> Excerpted records

++++

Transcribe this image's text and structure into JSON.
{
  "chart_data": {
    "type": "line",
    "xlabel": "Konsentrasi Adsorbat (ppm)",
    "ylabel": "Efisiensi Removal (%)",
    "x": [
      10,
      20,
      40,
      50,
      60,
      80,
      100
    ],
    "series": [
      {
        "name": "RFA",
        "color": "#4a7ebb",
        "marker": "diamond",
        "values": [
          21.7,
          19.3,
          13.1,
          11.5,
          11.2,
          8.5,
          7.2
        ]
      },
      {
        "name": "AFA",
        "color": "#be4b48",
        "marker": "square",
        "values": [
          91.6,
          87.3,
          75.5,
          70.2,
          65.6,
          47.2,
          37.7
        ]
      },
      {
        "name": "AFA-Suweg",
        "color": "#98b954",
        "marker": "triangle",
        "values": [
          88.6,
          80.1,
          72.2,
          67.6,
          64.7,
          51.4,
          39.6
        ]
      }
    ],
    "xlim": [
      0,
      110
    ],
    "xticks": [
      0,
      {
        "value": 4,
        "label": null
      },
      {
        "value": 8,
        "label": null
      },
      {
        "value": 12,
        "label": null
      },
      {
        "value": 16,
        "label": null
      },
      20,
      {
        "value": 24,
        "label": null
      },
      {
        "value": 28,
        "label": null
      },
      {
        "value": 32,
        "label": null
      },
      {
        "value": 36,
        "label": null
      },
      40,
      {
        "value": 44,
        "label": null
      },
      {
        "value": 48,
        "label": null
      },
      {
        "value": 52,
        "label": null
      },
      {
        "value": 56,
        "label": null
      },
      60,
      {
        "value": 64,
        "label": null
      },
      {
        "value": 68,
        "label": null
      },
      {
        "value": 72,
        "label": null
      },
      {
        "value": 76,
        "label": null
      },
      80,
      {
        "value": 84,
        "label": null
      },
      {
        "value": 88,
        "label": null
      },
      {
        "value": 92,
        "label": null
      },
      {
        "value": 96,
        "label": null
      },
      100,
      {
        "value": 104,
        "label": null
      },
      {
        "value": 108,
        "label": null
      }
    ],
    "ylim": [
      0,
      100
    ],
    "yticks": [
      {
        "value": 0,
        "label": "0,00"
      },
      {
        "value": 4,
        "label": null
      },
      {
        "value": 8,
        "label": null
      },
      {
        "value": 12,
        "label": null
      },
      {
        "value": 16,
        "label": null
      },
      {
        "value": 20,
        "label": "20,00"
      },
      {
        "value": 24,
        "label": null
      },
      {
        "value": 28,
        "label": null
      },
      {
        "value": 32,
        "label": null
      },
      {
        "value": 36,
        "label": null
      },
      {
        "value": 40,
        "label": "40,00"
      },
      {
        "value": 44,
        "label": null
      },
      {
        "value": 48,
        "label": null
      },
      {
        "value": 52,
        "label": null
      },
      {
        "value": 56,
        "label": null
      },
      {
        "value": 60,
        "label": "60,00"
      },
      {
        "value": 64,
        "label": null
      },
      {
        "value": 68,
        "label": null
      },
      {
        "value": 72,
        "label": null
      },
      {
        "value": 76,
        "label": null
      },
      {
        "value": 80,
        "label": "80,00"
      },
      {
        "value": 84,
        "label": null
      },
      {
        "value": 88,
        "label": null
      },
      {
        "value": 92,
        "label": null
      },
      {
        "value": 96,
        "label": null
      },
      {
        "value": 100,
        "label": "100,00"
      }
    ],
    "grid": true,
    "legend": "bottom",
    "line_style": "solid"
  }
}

++++

> Aim
Every line of the data above should be reproduced word for word.

> Output below
Transcribe this image's text and structure into JSON.
{
  "chart_data": {
    "type": "line",
    "xlabel": "Konsentrasi Adsorbat (ppm)",
    "ylabel": "Efisiensi Removal (%)",
    "x": [
      10,
      20,
      40,
      50,
      60,
      80,
      100
    ],
    "series": [
      {
        "name": "RFA",
        "color": "#4a7ebb",
        "marker": "diamond",
        "values": [
          21.7,
          19.3,
          13.1,
          11.5,
          11.2,
          8.5,
          7.2
        ]
      },
      {
        "name": "AFA",
        "color": "#be4b48",
        "marker": "square",
        "values": [
          91.6,
          87.3,
          75.5,
          70.2,
          65.6,
          47.2,
          37.7
        ]
      },
      {
        "name": "AFA-Suweg",
        "color": "#98b954",
        "marker": "triangle",
        "values": [
          88.6,
          80.1,
          72.2,
          67.6,
          64.7,
          51.4,
          39.6
        ]
      }
    ],
    "xlim": [
      0,
      110
    ],
    "xticks": [
      0,
      {
        "value": 4,
        "label": null
      },
      {
        "value": 8,
        "label": null
      },
      {
        "value": 12,
        "label": null
      },
      {
        "value": 16,
        "label": null
      },
      20,
      {
        "value": 24,
        "label": null
      },
      {
        "value": 28,
        "label": null
      },
      {
        "value": 32,
        "label": null
      },
      {
        "value": 36,
        "label": null
      },
      40,
      {
        "value": 44,
        "label": null
      },
      {
        "value": 48,
        "label": null
      },
      {
        "value": 52,
        "label": null
      },
      {
        "value": 56,
        "label": null
      },
      60,
      {
        "value": 64,
        "label": null
      },
      {
        "value": 68,
        "label": null
      },
      {
        "value": 72,
        "label": null
      },
      {
        "value": 76,
        "label": null
      },
      80,
      {
        "value": 84,
        "label": null
      },
      {
        "value": 88,
        "label": null
      },
      {
        "value": 92,
        "label": null
      },
      {
        "value": 96,
        "label": null
      },
      100,
      {
        "value": 104,
        "label": null
      },
      {
        "value": 108,
        "label": null
      }
    ],
    "ylim": [
      0,
      100
    ],
    "yticks": [
      {
        "value": 0,
        "label": "0,00"
      },
      {
        "value": 4,
        "label": null
      },
      {
        "value": 8,
        "label": null
      },
      {
        "value": 12,
        "label": null
      },
      {
        "value": 16,
        "label": null
      },
      {
        "value": 20,
        "label": "20,00"
      },
      {
        "value": 24,
        "label": null
      },
      {
        "value": 28,
        "label": null
      },
      {
        "value": 32,
        "label": null
      },
      {
        "value": 36,
        "label": null
      },
      {
        "value": 40,
        "label": "40,00"
      },
      {
        "value": 44,
        "label": null
      },
      {
        "value": 48,
        "label": null
      },
      {
        "value": 52,
        "label": null
      },
      {
        "value": 56,
        "label": null
      },
      {
        "value": 60,
        "label": "60,00"
      },
      {
        "value": 64,
        "label": null
      },
      {
        "value": 68,
        "label": null
      },
      {
        "value": 72,
        "label": null
      },
      {
        "value": 76,
        "label": null
      },
      {
        "value": 80,
        "label": "80,00"
      },
      {
        "value": 84,
        "label": null
      },
      {
        "value": 88,
        "label": null
      },
      {
        "value": 92,
        "label": null
      },
      {
        "value": 96,
        "label": null
      },
      {
        "value": 100,
        "label": "100,00"
      }
    ],
    "grid": true,
    "legend": "bottom",
    "line_style": "solid"
  }
}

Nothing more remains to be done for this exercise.